* START *

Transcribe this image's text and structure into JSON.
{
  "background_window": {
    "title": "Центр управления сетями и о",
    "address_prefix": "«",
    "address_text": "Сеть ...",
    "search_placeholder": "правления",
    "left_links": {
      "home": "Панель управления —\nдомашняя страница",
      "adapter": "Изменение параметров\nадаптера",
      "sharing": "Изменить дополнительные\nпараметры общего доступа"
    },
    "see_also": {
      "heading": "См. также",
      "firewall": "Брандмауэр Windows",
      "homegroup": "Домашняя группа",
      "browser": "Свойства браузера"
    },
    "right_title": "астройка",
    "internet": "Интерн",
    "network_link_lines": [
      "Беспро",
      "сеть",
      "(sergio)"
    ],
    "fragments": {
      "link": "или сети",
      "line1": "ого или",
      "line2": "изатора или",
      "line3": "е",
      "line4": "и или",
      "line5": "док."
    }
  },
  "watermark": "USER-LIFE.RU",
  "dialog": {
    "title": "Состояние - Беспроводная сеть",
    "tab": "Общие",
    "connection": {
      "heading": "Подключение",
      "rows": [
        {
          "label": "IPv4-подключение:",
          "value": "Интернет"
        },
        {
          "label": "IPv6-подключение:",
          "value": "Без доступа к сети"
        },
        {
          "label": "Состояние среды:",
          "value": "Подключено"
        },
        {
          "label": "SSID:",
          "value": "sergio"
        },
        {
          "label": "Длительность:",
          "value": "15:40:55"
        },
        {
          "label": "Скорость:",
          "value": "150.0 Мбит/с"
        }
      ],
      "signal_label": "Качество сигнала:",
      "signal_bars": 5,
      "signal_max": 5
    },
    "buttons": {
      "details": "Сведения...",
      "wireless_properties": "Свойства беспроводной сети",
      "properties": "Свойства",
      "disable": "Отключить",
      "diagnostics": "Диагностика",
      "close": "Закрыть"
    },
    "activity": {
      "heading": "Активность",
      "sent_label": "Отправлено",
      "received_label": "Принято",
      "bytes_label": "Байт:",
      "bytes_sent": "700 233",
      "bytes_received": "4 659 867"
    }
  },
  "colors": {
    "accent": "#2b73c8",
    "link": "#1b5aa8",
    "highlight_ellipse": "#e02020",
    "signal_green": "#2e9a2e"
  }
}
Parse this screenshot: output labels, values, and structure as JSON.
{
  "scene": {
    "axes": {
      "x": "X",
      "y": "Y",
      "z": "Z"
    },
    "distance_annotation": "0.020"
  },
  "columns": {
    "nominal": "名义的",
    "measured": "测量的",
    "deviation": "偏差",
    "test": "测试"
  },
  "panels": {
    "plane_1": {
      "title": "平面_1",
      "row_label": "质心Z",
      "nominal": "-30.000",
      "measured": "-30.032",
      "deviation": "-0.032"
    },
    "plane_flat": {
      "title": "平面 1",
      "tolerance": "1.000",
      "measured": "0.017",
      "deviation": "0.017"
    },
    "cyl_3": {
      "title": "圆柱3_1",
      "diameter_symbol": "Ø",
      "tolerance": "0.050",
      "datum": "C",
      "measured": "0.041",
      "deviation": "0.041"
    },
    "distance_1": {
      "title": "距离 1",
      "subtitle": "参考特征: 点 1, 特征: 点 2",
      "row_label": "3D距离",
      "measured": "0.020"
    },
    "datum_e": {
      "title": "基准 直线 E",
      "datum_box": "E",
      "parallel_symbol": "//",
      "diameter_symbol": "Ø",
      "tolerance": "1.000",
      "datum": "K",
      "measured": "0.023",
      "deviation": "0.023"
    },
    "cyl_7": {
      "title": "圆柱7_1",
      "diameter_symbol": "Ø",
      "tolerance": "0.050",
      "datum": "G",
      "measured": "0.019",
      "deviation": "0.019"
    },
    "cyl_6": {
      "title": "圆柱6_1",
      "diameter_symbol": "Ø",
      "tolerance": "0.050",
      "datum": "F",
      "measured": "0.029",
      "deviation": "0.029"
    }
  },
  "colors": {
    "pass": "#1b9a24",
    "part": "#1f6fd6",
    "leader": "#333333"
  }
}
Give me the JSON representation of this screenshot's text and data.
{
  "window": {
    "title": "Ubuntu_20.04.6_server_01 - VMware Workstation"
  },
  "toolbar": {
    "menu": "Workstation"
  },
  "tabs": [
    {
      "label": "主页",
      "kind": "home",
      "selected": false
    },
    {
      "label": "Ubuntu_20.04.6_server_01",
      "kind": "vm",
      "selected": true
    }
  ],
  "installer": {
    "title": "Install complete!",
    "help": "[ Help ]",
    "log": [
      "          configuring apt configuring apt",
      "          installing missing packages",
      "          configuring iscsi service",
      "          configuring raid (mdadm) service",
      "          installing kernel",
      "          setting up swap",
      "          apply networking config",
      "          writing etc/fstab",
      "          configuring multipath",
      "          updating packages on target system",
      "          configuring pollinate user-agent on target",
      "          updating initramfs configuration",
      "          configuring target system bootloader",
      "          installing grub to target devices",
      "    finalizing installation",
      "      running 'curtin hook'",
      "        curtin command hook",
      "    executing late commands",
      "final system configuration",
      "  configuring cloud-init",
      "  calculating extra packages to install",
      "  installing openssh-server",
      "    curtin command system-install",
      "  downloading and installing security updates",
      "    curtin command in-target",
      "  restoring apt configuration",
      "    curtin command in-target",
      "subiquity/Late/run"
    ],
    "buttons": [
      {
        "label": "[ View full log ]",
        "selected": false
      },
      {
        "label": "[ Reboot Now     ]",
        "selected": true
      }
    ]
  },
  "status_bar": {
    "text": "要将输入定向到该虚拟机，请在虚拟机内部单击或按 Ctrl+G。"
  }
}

* END *

WORK REQUIRED: Filter the data for the string "system" and copy every line that has it.

THE REPLY:
      "          updating packages on target system",
      "          configuring target system bootloader",
      "final system configuration",
      "    curtin command system-install",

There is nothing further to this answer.